Records to process.
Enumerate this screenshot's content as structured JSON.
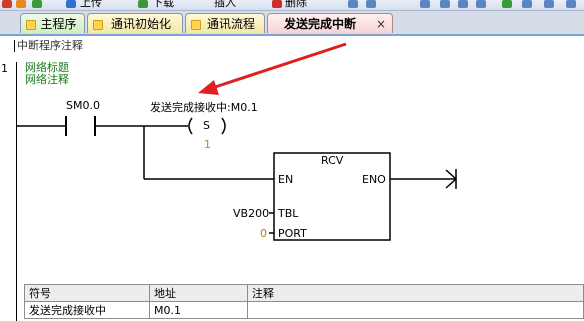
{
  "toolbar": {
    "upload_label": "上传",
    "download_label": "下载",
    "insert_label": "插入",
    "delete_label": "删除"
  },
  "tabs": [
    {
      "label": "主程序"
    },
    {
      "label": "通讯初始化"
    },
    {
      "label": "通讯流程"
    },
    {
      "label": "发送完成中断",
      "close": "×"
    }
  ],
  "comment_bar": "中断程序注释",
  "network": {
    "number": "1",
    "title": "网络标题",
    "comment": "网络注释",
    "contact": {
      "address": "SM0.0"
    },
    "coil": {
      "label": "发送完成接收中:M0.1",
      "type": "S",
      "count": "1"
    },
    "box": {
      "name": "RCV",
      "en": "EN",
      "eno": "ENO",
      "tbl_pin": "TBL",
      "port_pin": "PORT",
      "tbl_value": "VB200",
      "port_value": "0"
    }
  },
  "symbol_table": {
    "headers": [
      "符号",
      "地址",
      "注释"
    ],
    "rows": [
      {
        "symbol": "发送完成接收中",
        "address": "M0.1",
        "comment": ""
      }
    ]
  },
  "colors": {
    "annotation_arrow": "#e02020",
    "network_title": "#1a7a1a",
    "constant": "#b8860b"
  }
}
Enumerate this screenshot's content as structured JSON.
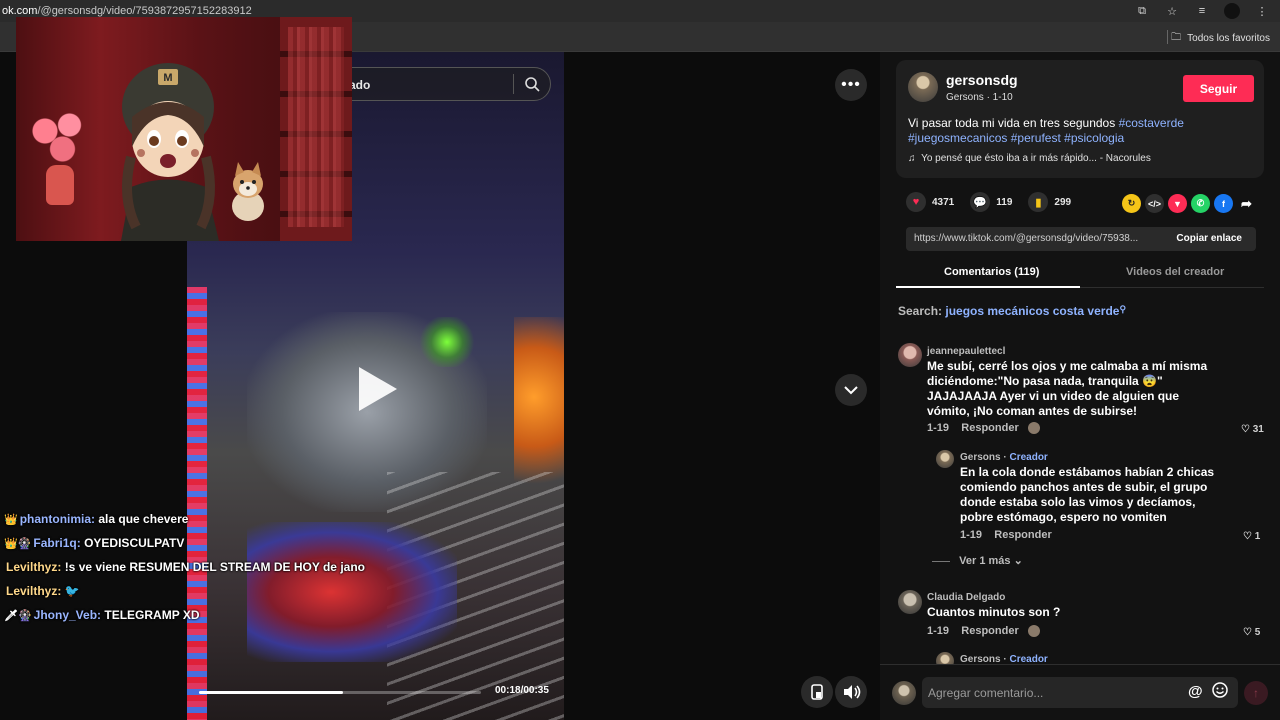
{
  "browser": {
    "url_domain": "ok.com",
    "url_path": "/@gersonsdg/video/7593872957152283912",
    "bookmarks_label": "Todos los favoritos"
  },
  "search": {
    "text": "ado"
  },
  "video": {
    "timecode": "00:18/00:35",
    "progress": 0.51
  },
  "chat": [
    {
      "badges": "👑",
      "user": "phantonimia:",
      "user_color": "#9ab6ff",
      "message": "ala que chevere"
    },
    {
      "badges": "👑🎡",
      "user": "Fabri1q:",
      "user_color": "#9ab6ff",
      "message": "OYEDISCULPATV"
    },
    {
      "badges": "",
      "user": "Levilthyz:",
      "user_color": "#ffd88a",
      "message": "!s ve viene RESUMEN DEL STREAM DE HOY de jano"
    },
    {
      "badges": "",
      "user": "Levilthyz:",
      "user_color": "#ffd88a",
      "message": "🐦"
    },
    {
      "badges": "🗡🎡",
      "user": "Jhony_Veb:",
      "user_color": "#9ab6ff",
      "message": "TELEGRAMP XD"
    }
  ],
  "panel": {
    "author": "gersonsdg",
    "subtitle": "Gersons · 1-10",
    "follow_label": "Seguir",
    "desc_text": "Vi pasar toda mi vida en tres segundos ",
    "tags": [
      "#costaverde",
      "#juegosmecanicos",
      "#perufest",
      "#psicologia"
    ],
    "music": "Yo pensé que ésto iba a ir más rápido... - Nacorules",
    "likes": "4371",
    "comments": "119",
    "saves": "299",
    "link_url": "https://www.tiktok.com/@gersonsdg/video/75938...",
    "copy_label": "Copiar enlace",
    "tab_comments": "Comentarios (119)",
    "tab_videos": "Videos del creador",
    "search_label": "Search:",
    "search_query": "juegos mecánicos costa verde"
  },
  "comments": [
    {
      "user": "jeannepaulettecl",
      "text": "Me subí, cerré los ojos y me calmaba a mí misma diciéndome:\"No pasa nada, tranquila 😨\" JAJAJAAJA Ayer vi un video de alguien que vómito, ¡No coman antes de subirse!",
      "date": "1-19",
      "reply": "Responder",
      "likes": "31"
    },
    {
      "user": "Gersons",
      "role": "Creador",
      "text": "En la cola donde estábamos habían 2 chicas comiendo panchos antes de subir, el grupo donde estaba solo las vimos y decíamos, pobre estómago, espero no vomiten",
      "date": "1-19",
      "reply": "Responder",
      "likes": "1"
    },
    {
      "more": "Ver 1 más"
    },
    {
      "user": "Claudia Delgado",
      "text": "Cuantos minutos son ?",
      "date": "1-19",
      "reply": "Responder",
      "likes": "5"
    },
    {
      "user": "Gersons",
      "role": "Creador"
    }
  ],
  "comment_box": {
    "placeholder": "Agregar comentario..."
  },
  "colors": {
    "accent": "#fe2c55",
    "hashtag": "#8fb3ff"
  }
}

Short task. Give only the number of lines in the material above where the string "message" appears.

Complete response. 5